#### Material supplied:

************

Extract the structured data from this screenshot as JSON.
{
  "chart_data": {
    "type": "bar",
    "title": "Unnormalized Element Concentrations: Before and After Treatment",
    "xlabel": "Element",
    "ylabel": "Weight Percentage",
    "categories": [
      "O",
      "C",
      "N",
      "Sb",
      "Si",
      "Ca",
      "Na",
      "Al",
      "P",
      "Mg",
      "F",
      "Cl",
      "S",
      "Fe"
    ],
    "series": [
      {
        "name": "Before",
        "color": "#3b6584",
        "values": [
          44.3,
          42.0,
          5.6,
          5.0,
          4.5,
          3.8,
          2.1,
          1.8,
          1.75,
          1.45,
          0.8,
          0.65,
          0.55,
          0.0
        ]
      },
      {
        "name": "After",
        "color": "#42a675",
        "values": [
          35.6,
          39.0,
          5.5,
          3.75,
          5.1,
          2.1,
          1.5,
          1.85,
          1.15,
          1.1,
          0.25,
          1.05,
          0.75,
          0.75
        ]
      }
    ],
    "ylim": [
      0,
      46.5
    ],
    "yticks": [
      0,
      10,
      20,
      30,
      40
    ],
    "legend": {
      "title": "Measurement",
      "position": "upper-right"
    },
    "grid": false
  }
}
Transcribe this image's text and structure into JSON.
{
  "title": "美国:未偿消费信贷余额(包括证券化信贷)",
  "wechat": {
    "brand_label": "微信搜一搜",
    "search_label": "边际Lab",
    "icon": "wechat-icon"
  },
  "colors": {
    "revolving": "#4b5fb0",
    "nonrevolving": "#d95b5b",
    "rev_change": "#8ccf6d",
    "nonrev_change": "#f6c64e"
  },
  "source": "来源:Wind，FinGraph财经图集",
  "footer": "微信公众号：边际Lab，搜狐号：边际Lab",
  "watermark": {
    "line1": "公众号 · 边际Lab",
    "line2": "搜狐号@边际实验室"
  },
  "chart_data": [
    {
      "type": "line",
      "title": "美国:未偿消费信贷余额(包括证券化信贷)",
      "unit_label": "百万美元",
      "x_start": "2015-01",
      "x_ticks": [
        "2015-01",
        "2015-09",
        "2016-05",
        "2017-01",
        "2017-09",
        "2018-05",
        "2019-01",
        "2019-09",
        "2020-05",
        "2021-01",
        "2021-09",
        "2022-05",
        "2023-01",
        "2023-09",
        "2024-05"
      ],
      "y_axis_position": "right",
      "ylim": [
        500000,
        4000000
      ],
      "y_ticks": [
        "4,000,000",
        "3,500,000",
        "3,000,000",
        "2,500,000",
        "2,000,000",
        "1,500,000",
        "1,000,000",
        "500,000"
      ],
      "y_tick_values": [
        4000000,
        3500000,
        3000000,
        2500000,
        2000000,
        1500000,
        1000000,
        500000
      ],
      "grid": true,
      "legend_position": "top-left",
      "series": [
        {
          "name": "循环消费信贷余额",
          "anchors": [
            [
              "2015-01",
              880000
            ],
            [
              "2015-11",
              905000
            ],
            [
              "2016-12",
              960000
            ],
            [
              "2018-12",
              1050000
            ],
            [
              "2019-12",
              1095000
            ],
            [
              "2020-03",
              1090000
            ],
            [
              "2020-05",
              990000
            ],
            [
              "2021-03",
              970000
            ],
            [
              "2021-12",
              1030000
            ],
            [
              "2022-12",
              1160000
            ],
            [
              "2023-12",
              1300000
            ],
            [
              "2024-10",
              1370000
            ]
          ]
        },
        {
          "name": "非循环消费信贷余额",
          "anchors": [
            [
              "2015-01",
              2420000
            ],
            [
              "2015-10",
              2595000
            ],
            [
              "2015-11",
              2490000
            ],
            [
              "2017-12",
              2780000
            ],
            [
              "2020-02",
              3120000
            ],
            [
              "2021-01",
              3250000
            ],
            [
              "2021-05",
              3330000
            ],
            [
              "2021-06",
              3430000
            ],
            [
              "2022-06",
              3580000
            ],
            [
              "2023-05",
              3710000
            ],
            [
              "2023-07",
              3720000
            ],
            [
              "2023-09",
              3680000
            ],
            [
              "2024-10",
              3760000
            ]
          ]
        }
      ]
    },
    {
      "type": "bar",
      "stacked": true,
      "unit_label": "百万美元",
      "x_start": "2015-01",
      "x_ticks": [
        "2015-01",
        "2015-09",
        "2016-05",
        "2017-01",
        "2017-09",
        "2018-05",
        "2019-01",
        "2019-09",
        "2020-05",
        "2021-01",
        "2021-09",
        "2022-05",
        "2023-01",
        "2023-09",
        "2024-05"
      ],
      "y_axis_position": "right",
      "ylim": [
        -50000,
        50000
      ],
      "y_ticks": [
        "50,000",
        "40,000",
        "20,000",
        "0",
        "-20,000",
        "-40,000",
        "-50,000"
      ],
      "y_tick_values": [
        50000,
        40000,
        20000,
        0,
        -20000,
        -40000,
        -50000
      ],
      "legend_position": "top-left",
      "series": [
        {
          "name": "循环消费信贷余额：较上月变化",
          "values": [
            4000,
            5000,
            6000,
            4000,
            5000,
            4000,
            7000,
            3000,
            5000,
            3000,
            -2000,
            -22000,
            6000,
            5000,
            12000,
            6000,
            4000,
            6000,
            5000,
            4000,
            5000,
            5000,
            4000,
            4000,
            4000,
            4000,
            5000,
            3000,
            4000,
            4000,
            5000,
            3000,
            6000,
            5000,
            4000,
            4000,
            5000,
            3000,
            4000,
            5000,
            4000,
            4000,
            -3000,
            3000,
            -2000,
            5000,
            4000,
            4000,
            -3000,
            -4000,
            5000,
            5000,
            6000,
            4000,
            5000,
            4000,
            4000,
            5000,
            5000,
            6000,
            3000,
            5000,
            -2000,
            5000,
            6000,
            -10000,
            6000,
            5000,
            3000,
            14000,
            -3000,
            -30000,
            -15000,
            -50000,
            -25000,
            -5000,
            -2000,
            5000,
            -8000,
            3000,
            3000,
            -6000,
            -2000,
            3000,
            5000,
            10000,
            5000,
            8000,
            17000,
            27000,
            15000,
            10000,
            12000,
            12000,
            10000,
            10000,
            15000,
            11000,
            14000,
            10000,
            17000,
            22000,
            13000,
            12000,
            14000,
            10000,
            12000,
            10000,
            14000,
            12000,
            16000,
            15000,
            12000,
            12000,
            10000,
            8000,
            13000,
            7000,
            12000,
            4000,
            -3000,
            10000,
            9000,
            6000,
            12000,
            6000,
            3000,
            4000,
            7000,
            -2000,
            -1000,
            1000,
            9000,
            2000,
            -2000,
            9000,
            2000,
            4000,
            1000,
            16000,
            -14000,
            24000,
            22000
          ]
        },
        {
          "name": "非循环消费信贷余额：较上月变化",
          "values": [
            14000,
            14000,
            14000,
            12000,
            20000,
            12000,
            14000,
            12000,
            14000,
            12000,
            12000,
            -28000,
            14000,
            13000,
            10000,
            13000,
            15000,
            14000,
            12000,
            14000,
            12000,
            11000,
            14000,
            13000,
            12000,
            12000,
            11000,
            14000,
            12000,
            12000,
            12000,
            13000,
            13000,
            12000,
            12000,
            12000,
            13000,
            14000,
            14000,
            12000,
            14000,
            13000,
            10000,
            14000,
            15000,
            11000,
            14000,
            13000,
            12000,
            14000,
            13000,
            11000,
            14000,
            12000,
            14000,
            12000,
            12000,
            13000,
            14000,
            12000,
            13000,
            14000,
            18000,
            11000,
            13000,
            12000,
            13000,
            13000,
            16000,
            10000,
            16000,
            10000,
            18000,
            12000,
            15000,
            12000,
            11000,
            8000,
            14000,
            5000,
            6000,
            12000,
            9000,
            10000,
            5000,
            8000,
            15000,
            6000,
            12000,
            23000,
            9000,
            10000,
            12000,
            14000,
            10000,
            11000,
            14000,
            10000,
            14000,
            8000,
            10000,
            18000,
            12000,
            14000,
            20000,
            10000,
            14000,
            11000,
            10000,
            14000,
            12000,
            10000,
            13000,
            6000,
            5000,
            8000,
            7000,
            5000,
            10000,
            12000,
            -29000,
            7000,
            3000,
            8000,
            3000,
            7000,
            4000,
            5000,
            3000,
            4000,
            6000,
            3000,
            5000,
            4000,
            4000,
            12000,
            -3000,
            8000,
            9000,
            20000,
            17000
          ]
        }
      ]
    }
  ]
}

************

#### Task objective:
Gather each line of the records holding the string "较上月变化".

#### Complete answer:
          "name": "循环消费信贷余额：较上月变化",
          "name": "非循环消费信贷余额：较上月变化",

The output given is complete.